----- EXERCISE DATA
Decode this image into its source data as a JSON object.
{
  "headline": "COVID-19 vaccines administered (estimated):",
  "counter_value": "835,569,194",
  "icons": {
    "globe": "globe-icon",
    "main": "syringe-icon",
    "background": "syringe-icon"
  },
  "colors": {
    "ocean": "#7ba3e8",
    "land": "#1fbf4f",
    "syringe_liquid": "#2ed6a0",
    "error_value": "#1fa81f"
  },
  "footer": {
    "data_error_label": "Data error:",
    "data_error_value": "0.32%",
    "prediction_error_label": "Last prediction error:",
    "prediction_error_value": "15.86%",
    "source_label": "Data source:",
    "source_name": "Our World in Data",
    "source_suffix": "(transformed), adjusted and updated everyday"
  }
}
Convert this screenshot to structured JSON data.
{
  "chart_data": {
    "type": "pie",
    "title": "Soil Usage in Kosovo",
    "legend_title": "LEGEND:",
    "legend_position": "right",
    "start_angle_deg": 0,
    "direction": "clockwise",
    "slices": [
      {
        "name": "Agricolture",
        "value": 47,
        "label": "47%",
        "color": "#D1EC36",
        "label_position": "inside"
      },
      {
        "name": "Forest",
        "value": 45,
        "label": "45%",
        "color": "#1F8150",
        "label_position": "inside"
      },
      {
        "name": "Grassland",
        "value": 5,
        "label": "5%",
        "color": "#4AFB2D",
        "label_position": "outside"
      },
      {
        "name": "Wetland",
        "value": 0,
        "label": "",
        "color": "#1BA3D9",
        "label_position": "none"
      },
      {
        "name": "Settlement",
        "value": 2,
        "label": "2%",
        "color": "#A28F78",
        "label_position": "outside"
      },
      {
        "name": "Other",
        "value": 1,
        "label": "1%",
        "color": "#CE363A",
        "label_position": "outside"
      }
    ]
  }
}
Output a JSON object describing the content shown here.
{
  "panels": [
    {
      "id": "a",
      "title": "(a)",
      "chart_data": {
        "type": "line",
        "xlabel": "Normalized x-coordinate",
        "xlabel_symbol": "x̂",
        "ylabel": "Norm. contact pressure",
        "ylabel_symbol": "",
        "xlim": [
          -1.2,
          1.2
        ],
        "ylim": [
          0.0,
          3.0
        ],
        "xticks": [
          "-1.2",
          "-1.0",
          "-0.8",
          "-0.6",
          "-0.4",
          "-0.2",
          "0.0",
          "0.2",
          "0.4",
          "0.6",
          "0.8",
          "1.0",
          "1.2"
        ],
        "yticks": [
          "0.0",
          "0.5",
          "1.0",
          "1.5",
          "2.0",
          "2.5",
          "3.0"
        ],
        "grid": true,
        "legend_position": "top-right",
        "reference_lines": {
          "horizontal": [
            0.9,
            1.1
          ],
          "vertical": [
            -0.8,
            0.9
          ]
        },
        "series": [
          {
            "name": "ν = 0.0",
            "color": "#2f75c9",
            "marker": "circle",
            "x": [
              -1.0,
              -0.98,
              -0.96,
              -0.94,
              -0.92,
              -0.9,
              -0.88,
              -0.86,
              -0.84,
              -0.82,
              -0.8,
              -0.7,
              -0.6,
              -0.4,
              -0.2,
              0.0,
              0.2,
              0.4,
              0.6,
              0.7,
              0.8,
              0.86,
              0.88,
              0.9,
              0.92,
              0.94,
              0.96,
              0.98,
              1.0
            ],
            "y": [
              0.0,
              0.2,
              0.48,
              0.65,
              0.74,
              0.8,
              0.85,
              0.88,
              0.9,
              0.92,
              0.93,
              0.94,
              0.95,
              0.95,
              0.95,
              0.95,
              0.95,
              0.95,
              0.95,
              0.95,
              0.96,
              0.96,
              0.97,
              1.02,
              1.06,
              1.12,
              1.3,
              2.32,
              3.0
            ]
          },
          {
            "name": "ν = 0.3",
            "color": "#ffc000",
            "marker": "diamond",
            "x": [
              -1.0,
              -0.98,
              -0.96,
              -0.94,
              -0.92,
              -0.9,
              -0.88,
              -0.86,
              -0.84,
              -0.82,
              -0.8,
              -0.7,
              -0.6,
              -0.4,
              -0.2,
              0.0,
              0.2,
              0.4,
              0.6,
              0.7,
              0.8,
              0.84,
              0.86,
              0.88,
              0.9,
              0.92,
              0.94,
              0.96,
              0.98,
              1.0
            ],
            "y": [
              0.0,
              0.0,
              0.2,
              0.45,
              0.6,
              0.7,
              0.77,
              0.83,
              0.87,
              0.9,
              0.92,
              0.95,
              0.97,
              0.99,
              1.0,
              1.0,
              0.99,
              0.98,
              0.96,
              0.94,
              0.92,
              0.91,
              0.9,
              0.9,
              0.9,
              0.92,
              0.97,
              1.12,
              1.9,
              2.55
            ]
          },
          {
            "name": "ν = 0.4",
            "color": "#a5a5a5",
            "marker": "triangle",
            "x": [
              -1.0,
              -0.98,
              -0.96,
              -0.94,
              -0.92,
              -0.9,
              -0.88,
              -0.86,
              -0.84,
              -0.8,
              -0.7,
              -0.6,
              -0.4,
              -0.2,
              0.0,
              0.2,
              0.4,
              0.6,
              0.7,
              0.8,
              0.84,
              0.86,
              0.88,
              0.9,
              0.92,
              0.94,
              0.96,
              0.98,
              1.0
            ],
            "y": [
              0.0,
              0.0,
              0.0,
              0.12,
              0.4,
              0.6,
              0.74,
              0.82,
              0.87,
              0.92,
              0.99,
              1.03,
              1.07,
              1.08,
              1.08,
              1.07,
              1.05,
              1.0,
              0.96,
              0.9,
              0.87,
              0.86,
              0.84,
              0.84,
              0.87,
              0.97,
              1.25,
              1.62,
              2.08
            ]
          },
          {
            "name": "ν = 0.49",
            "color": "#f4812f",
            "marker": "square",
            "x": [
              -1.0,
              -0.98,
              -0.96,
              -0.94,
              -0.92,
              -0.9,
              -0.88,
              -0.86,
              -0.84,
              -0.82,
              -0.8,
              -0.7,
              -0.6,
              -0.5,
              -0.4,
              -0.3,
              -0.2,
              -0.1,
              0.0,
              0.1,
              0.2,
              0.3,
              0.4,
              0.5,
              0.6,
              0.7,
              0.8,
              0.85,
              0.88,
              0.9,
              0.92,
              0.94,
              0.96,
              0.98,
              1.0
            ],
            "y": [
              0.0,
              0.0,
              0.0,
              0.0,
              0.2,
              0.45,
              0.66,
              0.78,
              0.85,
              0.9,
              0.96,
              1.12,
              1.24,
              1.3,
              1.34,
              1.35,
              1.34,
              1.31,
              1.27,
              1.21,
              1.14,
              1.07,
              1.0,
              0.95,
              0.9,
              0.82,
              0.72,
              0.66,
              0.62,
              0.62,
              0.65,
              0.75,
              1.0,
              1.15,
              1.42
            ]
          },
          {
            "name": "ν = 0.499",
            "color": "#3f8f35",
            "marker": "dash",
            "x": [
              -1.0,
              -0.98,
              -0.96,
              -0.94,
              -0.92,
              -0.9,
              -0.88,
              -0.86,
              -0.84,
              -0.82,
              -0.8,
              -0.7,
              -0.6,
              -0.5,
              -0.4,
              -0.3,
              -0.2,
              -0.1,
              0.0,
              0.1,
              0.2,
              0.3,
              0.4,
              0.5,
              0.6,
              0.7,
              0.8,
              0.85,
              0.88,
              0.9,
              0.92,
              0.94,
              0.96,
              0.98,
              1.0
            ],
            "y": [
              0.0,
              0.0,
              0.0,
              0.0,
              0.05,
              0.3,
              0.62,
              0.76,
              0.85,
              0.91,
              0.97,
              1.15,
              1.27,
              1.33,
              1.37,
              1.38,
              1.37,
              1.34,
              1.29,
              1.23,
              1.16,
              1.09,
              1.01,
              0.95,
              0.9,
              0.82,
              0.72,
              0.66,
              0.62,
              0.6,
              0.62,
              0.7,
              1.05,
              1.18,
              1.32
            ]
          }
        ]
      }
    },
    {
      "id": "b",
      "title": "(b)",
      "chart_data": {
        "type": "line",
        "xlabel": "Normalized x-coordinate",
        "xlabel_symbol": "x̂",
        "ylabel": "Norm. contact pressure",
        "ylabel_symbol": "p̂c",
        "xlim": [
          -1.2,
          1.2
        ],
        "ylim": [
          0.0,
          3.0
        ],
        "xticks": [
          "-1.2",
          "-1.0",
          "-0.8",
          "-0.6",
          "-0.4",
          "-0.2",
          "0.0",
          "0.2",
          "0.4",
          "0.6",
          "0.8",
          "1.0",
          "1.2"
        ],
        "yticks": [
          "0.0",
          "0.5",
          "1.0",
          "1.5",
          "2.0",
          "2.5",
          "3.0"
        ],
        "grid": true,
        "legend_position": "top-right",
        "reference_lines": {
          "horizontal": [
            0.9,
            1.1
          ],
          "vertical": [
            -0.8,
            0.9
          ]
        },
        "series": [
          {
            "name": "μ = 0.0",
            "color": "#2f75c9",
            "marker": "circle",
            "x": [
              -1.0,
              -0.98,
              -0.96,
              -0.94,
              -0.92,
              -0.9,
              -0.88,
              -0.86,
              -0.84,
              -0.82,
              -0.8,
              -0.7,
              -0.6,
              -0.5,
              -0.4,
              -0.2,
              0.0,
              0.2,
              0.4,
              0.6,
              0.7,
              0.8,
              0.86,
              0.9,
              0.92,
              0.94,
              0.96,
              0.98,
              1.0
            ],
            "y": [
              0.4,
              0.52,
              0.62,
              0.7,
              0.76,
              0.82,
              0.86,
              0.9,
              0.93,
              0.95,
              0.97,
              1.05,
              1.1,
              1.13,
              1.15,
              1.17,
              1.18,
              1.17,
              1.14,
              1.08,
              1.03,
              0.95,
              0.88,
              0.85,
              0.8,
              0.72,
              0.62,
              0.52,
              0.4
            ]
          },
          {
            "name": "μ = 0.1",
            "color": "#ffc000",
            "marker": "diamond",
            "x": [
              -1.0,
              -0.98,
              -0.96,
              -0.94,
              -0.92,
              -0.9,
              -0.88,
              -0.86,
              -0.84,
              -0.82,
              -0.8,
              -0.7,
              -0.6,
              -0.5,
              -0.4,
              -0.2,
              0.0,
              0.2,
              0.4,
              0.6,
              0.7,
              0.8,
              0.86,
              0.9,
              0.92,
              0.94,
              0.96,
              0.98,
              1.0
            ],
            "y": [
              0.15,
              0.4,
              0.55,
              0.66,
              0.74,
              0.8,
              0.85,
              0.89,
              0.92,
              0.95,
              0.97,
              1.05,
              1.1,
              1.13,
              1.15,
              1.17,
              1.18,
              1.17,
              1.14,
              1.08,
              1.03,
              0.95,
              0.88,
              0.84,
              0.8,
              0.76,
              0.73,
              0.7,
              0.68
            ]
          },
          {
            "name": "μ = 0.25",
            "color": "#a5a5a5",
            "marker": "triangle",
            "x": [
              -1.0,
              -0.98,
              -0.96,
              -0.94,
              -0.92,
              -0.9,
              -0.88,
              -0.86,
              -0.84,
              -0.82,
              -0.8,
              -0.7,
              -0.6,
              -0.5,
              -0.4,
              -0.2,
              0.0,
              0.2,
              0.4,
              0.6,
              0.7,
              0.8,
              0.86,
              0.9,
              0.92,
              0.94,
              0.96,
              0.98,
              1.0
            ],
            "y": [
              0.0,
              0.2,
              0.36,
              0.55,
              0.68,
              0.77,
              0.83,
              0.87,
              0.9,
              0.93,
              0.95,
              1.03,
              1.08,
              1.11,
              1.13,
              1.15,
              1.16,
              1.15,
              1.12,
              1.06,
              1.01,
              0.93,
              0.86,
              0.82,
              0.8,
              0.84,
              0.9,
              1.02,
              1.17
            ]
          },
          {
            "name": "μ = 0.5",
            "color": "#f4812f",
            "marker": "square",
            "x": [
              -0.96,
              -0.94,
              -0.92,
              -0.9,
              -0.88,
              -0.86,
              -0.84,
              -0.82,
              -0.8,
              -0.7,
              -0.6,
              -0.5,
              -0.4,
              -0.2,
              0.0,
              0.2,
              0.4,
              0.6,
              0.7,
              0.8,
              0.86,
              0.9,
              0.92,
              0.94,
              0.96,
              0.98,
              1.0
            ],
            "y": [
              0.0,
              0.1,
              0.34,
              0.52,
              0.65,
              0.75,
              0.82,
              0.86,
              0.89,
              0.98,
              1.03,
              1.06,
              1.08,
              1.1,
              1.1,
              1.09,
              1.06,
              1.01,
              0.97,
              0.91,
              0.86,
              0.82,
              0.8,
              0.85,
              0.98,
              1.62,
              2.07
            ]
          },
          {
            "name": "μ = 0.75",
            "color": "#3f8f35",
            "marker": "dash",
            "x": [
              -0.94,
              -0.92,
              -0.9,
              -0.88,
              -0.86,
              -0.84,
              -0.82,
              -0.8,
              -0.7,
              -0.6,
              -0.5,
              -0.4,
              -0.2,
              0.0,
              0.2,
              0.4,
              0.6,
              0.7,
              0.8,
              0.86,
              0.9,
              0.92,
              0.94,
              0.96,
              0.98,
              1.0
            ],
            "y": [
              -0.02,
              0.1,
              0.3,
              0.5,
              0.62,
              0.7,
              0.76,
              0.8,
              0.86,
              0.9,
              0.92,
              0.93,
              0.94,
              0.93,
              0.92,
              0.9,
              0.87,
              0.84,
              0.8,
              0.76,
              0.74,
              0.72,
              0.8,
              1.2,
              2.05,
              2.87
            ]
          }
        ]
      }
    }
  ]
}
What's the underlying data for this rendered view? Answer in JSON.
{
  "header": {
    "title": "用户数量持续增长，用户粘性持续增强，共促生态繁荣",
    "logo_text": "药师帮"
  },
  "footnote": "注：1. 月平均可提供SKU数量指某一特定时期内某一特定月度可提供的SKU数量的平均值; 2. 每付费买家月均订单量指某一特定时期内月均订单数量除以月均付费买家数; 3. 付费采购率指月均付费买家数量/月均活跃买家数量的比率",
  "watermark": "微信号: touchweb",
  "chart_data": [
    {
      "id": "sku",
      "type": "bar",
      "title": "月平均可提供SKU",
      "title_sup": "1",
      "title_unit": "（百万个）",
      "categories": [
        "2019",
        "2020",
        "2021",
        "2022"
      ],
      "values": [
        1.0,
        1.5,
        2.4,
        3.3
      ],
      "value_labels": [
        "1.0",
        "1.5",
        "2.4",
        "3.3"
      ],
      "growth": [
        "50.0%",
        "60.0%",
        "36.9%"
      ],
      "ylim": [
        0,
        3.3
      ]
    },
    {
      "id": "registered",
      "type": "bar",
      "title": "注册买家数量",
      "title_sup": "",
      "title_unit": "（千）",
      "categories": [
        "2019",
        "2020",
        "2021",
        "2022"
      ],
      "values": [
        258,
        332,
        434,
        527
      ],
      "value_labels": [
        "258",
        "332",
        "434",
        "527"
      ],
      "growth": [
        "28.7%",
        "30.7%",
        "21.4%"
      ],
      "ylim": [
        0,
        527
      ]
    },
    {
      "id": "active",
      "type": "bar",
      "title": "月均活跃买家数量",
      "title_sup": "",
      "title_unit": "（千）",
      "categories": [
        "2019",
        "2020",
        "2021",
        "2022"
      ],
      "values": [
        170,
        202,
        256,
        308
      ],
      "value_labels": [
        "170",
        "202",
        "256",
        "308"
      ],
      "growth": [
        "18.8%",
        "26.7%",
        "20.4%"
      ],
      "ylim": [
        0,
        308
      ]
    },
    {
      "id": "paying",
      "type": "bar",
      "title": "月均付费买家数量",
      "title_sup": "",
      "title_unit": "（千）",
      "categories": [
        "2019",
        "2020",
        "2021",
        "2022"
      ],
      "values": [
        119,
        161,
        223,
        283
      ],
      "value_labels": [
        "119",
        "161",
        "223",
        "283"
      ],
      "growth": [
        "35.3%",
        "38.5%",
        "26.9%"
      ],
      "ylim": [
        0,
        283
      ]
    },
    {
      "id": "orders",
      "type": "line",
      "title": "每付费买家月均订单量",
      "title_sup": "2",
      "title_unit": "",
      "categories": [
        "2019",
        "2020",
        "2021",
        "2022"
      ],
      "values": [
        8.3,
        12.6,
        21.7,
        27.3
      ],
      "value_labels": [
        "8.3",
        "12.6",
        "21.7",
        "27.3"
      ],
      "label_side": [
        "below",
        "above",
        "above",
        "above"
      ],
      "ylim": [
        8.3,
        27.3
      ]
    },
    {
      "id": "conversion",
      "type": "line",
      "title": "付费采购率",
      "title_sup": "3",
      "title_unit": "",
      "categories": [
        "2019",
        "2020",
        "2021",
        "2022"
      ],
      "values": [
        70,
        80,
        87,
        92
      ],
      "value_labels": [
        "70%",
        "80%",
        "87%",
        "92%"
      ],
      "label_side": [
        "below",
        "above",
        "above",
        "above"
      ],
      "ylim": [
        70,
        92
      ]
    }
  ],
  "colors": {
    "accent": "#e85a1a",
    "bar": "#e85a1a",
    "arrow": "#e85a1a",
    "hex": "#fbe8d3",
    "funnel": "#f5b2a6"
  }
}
----------
**WRITTEN INSTRUCTION:** Select the lines from the entries that include the word "JSON".

**TASK OUTPUT:**
Decode this image into its source data as a JSON object.
Convert this screenshot to structured JSON data.
Output a JSON object describing the content shown here.
What's the underlying data for this rendered view? Answer in JSON.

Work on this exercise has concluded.